(Selected excerpt begins)

The new buzzword for looting the public treasury for private gain is "iconic."

Please make a note of it.

Comments (10)

Don't forget the other buzzwords:

sustainable, green, Gerding, Edlen, PDC, Walsh, Hoffman, urban, amenity

God, we're screwed with this bunch running stuff.

When a large real estate development corporation is an unelected part of city government, how can we not be?

"Sigh" More retail space, more condos, in this economy? This sort of "growth" hasn't been working, for a couple of years all across PDX and the state. Not sure what these types are smoking a lot of, but it must be good.

And along the lines of Steves comment. I just love reading proposals like this, the wording/phrasing the development/real estate community uses, has such a unique quality to it. So pie in the sky optimistic, and hip and wonderful, it pushes the bounds of fiction.


The public treasury wouldn't be an exclusive feeding trough for the "insiders" if the local fourth estate would get off it's dead butt.

Four uses of "Iconic" in a less than 16 column-inch article. Sounds like someone over at the Willy Week needs a thesaurus.

Oh, and how shocking that we see Gerdling Edlen and Hoffman Construction involved...

Wait a second. The word has been used in the past around here. Over five years ago these same people plus Homer Williams and the architects used "Iconic" to justify the Leaning Tower of John Ross in SoWhat.

They used "Iconic" before the Design Commission to justify the elimination of four Standards that increased the dimensions of the building in several ways. They said that this building would be unique. Never mind that people testified that Miami, New York, LA, Houston already had oval shaped tall buildings.

Where's the "Iconic"? Don't you feel like you're in a whole new "Iconic" world when you're in SoWhat? Like you're in Portland?

The James Beard concept reminds me of an earlier attempt to create a gourmet hub downtown in the 1980's.

(Selected excerpt ends)

__Required work__
1) From the post on the word "iconic," duplicate the part starting with "And along the" and going on through "Hoffman Construction involved...".
2) In the post on the word "iconic," what building did the same people call "Iconic" over five years ago?
The listing has nothing to do with this.

(Given data begins)

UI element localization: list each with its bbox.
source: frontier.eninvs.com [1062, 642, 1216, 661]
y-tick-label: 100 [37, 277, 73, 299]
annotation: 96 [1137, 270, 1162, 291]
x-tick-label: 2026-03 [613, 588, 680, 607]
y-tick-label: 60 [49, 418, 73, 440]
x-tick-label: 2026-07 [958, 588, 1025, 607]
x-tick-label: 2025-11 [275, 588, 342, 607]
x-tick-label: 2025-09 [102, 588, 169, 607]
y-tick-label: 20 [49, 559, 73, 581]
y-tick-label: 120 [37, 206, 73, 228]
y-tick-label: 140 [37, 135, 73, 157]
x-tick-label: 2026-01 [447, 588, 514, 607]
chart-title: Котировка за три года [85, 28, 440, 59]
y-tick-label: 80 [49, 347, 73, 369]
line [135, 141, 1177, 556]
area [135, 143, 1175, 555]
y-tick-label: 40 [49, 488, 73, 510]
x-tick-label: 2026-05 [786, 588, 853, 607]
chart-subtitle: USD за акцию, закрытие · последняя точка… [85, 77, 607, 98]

(Given data ends)

__Task-by-task outputs__
1)
And along the lines of Steves comment. I just love reading proposals like this, the wording/phrasing the development/real estate community uses, has such a unique quality to it. So pie in the sky optimistic, and hip and wonderful, it pushes the bounds of fiction.


The public treasury wouldn't be an exclusive feeding trough for the "insiders" if the local fourth estate would get off it's dead butt.

Four uses of "Iconic" in a less than 16 column-inch article. Sounds like someone over at the Willy Week needs a thesaurus.

Oh, and how shocking that we see Gerdling Edlen and Hoffman Construction involved...

2) The Leaning Tower of John Ross in SoWhat.